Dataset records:
--- Start ---
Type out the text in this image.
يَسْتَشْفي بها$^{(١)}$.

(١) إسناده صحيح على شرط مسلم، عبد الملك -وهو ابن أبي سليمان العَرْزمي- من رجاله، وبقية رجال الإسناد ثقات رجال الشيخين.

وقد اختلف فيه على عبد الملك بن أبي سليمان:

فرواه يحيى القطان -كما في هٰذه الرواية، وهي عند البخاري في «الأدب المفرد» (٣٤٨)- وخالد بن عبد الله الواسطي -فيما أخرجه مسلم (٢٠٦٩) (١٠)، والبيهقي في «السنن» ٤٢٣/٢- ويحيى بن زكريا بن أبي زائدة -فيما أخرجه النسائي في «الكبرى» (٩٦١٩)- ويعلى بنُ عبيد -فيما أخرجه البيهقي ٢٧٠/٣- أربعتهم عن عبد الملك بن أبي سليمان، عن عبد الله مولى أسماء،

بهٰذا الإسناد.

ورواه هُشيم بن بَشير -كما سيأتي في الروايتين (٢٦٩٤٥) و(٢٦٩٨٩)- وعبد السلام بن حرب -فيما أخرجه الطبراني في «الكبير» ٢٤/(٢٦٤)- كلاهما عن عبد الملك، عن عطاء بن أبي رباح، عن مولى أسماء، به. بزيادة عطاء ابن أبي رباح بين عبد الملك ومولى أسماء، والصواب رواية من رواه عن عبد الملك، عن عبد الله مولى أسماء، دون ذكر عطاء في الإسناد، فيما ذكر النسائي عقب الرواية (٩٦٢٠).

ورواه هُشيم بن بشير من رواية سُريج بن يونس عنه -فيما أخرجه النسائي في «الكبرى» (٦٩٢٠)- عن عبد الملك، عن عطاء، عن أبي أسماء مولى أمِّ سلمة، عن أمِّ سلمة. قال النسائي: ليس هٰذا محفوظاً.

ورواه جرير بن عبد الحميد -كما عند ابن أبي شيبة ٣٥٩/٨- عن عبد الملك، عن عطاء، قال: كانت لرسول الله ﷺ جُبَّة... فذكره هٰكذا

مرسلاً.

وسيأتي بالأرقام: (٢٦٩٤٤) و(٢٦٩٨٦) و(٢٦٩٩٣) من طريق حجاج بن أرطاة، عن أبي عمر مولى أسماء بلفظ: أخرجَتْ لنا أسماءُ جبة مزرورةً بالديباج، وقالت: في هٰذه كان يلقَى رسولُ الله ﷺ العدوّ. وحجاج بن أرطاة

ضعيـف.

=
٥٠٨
--- End ---
--- Start ---
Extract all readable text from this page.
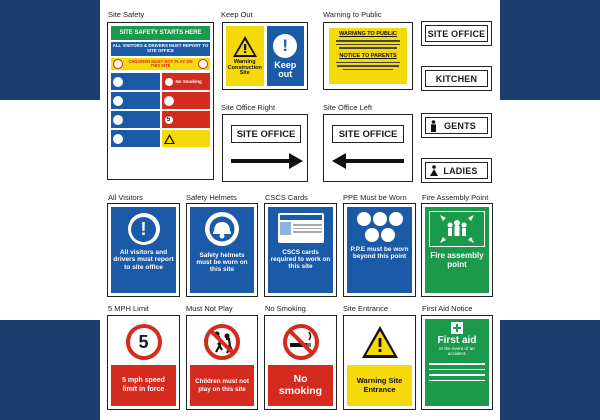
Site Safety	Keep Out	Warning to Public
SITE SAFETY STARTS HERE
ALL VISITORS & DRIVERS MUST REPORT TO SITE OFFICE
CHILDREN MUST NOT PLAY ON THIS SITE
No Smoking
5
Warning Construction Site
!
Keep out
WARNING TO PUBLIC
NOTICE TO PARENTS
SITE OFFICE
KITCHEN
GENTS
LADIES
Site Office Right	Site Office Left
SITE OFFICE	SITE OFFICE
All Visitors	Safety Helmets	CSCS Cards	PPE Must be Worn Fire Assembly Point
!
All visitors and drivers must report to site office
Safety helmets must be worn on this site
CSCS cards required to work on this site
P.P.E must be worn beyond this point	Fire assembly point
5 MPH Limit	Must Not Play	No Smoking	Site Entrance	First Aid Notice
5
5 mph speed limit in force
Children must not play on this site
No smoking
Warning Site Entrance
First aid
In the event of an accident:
--- End ---
--- Start ---
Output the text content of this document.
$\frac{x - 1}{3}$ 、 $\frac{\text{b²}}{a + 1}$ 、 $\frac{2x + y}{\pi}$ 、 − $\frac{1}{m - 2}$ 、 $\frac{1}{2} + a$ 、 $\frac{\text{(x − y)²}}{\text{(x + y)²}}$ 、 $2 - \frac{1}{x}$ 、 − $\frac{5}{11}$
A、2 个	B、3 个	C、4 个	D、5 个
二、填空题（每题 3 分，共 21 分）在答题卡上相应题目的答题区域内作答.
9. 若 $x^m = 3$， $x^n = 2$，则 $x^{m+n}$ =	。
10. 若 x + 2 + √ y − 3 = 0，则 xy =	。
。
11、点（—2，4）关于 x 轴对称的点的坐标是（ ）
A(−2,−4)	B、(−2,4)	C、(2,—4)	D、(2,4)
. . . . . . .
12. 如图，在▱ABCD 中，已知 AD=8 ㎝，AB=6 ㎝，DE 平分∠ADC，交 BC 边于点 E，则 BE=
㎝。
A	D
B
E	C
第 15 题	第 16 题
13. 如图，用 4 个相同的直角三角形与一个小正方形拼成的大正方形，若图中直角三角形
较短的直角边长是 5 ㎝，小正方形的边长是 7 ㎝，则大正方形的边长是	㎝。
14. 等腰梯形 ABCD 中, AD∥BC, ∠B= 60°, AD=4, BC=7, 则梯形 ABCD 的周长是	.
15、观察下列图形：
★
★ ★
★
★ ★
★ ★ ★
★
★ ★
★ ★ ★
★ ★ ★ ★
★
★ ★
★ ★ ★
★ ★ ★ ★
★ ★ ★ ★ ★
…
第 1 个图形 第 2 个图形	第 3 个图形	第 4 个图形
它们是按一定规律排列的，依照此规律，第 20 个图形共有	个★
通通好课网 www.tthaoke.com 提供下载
--- End ---
The answer is a single number, the count of lines in the records that contain the string "Entrance".

FULL ANSWER:
2